Go through the records below line by line. Count the lines with "this" and give the count alone.

[Saved data entries]
= = = =

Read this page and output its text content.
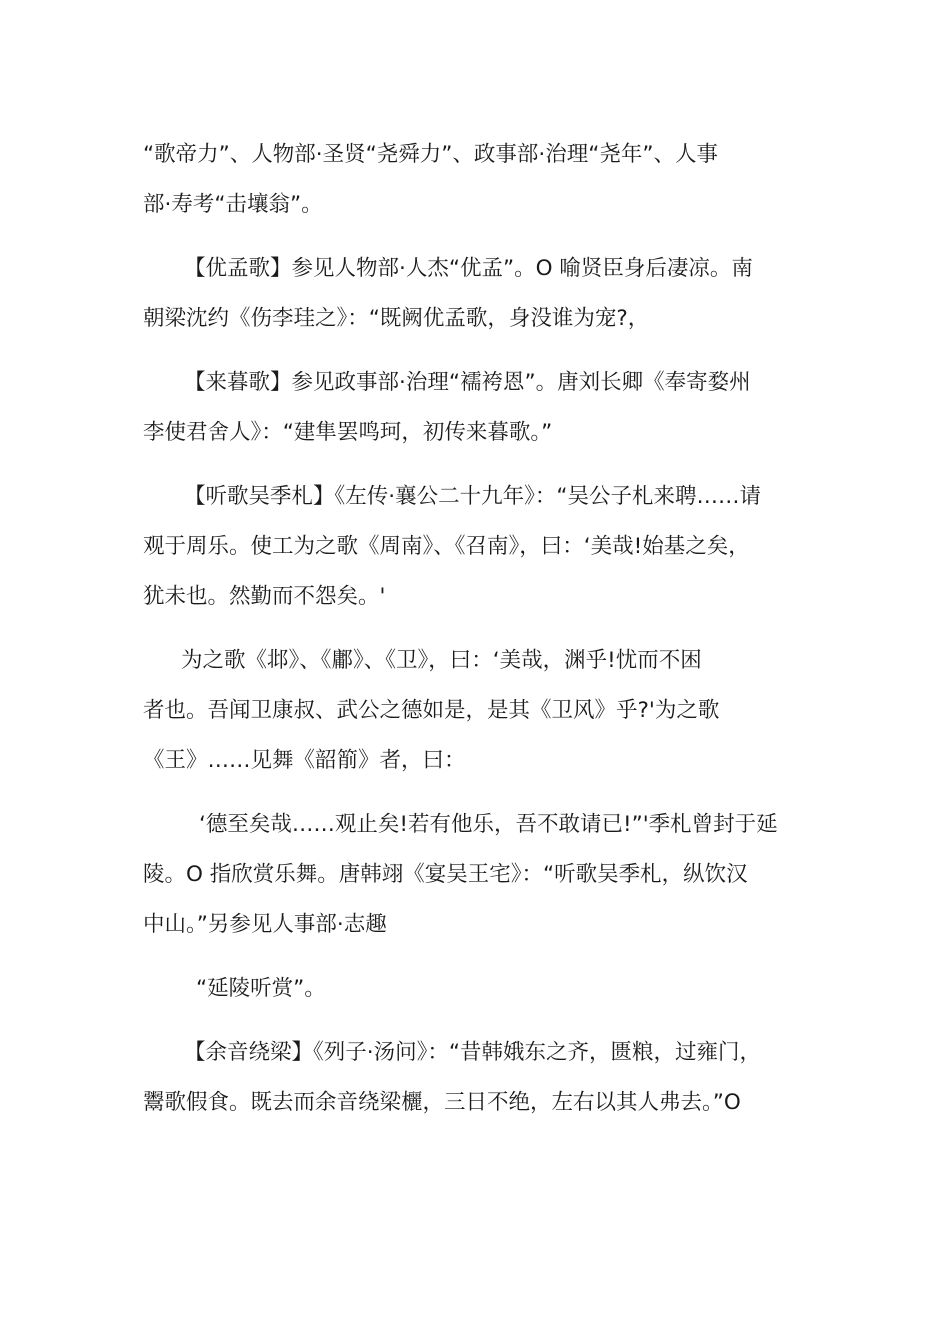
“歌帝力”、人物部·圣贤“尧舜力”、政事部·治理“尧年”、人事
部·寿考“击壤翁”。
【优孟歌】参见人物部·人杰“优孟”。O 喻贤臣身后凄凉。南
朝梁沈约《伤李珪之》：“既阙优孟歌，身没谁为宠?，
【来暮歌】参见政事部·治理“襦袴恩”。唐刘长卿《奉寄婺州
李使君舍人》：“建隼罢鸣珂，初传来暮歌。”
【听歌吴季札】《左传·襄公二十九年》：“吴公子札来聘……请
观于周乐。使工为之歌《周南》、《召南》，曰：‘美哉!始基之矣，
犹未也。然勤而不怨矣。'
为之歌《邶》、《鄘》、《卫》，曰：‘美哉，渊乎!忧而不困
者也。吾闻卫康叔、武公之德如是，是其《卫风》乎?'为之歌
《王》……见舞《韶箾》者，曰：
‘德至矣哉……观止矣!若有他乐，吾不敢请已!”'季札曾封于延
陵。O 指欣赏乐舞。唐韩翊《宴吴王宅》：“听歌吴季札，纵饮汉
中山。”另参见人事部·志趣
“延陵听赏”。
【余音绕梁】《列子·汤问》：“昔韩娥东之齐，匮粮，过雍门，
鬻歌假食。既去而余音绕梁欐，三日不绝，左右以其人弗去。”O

= = = =

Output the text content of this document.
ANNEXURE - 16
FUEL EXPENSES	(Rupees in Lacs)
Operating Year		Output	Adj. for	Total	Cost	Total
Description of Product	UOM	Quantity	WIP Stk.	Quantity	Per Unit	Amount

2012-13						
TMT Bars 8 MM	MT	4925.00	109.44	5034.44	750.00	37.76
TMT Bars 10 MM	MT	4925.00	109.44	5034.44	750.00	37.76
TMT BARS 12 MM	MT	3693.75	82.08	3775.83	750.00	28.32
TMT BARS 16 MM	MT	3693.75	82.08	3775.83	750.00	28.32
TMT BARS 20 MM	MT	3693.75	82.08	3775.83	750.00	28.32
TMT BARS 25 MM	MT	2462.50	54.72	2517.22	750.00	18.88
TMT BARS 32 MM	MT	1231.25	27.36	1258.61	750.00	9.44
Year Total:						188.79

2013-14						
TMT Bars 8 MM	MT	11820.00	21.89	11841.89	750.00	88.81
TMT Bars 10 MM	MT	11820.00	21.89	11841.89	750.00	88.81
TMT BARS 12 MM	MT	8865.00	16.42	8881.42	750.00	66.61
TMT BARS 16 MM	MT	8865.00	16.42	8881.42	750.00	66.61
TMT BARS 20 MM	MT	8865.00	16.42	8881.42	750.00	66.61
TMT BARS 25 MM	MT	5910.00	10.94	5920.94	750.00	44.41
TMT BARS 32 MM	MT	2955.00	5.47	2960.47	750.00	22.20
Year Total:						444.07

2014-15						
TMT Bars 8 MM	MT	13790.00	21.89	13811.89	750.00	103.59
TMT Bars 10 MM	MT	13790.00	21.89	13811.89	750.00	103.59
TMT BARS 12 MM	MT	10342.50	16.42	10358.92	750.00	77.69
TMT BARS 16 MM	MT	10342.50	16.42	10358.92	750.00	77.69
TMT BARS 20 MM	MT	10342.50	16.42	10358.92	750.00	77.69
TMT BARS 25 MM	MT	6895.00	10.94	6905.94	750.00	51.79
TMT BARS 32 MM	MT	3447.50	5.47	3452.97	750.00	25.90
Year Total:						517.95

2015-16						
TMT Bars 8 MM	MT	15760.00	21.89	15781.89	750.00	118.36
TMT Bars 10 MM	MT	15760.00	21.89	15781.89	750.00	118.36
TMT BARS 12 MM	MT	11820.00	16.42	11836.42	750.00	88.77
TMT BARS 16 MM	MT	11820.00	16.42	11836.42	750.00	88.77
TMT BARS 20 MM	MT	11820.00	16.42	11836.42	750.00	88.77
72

= = = =

[Solution] 2